→ Extracted information:
>> start
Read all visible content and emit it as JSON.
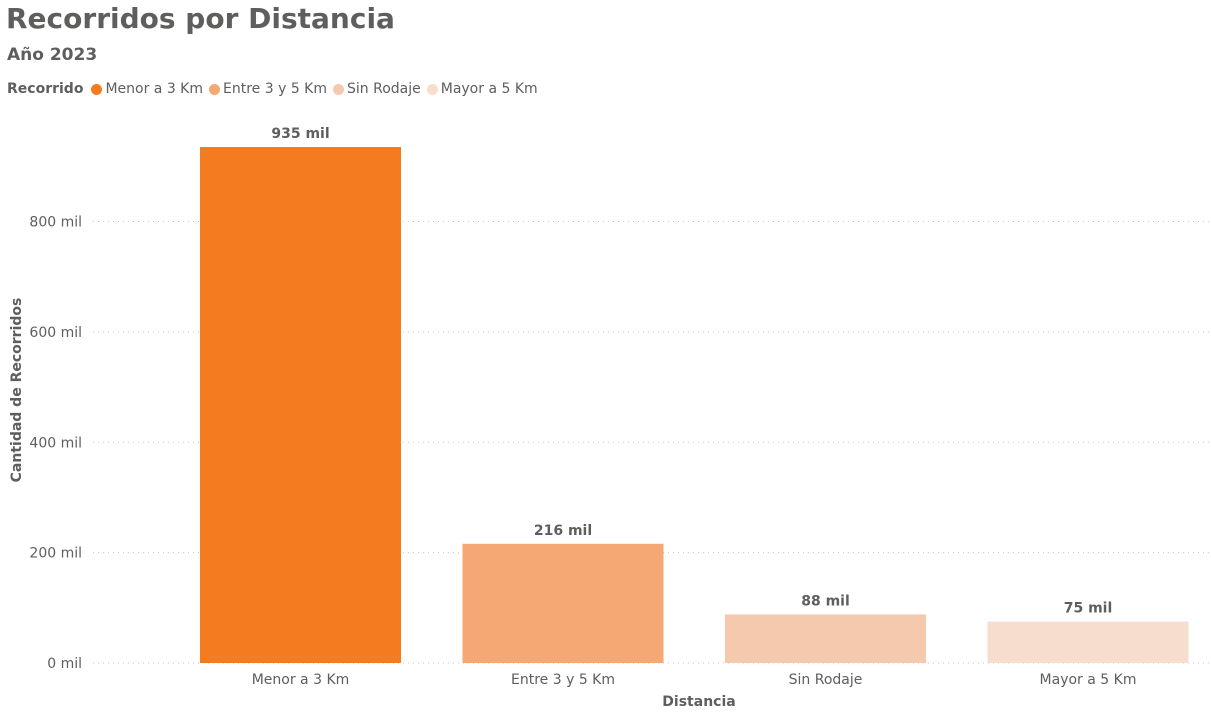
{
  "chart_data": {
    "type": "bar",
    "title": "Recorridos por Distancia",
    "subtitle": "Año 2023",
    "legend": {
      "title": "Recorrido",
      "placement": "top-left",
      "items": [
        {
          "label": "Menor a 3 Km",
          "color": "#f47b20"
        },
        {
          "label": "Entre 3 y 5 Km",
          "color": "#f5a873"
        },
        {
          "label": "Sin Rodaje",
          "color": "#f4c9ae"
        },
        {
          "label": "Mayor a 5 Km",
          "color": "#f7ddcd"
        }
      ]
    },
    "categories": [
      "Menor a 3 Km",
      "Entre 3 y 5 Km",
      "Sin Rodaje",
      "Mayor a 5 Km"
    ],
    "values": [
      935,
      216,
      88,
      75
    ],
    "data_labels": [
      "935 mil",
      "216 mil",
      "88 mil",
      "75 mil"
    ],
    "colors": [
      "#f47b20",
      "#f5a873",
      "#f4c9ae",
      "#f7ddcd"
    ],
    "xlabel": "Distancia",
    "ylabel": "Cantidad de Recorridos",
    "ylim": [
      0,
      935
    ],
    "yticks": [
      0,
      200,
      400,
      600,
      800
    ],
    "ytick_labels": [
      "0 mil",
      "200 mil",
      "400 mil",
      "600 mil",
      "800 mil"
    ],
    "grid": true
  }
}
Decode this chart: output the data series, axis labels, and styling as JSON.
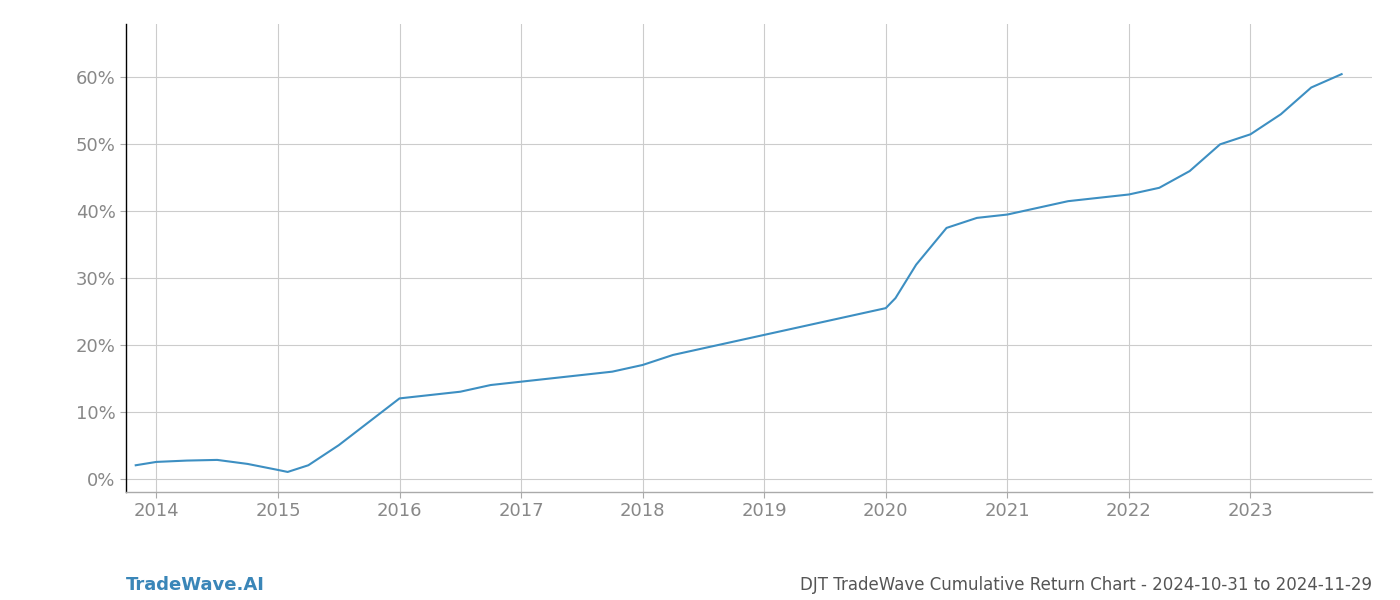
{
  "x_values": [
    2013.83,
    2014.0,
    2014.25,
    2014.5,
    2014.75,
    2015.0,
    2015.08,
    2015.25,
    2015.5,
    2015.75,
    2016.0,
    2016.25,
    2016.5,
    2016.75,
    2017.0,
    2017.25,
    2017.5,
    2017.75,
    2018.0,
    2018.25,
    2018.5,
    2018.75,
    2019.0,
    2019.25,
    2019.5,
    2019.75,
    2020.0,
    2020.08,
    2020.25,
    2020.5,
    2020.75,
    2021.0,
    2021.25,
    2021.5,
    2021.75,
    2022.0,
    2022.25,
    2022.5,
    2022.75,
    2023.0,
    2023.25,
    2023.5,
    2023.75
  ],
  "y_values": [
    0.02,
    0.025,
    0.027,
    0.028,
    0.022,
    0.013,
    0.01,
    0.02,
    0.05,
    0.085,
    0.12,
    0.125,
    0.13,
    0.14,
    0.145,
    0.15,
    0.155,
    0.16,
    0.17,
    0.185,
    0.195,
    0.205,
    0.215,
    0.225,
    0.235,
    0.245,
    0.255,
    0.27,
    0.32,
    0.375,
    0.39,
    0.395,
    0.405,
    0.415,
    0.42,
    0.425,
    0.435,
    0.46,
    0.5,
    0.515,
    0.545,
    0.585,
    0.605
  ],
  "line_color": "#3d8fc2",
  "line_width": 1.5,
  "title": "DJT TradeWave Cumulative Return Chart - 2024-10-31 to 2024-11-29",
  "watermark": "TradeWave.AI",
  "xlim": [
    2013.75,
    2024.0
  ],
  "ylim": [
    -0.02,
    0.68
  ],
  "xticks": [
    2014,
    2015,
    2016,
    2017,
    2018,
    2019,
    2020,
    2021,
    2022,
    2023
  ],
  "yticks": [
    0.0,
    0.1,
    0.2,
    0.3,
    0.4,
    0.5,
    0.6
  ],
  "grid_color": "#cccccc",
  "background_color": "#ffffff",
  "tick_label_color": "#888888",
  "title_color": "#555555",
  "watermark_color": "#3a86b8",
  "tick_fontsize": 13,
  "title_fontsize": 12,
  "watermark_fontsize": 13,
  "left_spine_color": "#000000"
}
>> end
Copy the data character for character, but drop all pictures from the copy.

→ Result of this exercise:
Read all visible content and emit it as JSON.
{
  "chart_data": {
    "type": "bar",
    "title": "Recorridos por Distancia",
    "subtitle": "Año 2023",
    "legend": {
      "title": "Recorrido",
      "placement": "top-left",
      "items": [
        {
          "label": "Menor a 3 Km",
          "color": "#f47b20"
        },
        {
          "label": "Entre 3 y 5 Km",
          "color": "#f5a873"
        },
        {
          "label": "Sin Rodaje",
          "color": "#f4c9ae"
        },
        {
          "label": "Mayor a 5 Km",
          "color": "#f7ddcd"
        }
      ]
    },
    "categories": [
      "Menor a 3 Km",
      "Entre 3 y 5 Km",
      "Sin Rodaje",
      "Mayor a 5 Km"
    ],
    "values": [
      935,
      216,
      88,
      75
    ],
    "data_labels": [
      "935 mil",
      "216 mil",
      "88 mil",
      "75 mil"
    ],
    "colors": [
      "#f47b20",
      "#f5a873",
      "#f4c9ae",
      "#f7ddcd"
    ],
    "xlabel": "Distancia",
    "ylabel": "Cantidad de Recorridos",
    "ylim": [
      0,
      935
    ],
    "yticks": [
      0,
      200,
      400,
      600,
      800
    ],
    "ytick_labels": [
      "0 mil",
      "200 mil",
      "400 mil",
      "600 mil",
      "800 mil"
    ],
    "grid": true
  }
}
Decode this chart: output the data series, axis labels, and styling as JSON.
{
  "x_values": [
    2013.83,
    2014.0,
    2014.25,
    2014.5,
    2014.75,
    2015.0,
    2015.08,
    2015.25,
    2015.5,
    2015.75,
    2016.0,
    2016.25,
    2016.5,
    2016.75,
    2017.0,
    2017.25,
    2017.5,
    2017.75,
    2018.0,
    2018.25,
    2018.5,
    2018.75,
    2019.0,
    2019.25,
    2019.5,
    2019.75,
    2020.0,
    2020.08,
    2020.25,
    2020.5,
    2020.75,
    2021.0,
    2021.25,
    2021.5,
    2021.75,
    2022.0,
    2022.25,
    2022.5,
    2022.75,
    2023.0,
    2023.25,
    2023.5,
    2023.75
  ],
  "y_values": [
    0.02,
    0.025,
    0.027,
    0.028,
    0.022,
    0.013,
    0.01,
    0.02,
    0.05,
    0.085,
    0.12,
    0.125,
    0.13,
    0.14,
    0.145,
    0.15,
    0.155,
    0.16,
    0.17,
    0.185,
    0.195,
    0.205,
    0.215,
    0.225,
    0.235,
    0.245,
    0.255,
    0.27,
    0.32,
    0.375,
    0.39,
    0.395,
    0.405,
    0.415,
    0.42,
    0.425,
    0.435,
    0.46,
    0.5,
    0.515,
    0.545,
    0.585,
    0.605
  ],
  "line_color": "#3d8fc2",
  "line_width": 1.5,
  "title": "DJT TradeWave Cumulative Return Chart - 2024-10-31 to 2024-11-29",
  "watermark": "TradeWave.AI",
  "xlim": [
    2013.75,
    2024.0
  ],
  "ylim": [
    -0.02,
    0.68
  ],
  "xticks": [
    2014,
    2015,
    2016,
    2017,
    2018,
    2019,
    2020,
    2021,
    2022,
    2023
  ],
  "yticks": [
    0.0,
    0.1,
    0.2,
    0.3,
    0.4,
    0.5,
    0.6
  ],
  "grid_color": "#cccccc",
  "background_color": "#ffffff",
  "tick_label_color": "#888888",
  "title_color": "#555555",
  "watermark_color": "#3a86b8",
  "tick_fontsize": 13,
  "title_fontsize": 12,
  "watermark_fontsize": 13,
  "left_spine_color": "#000000"
}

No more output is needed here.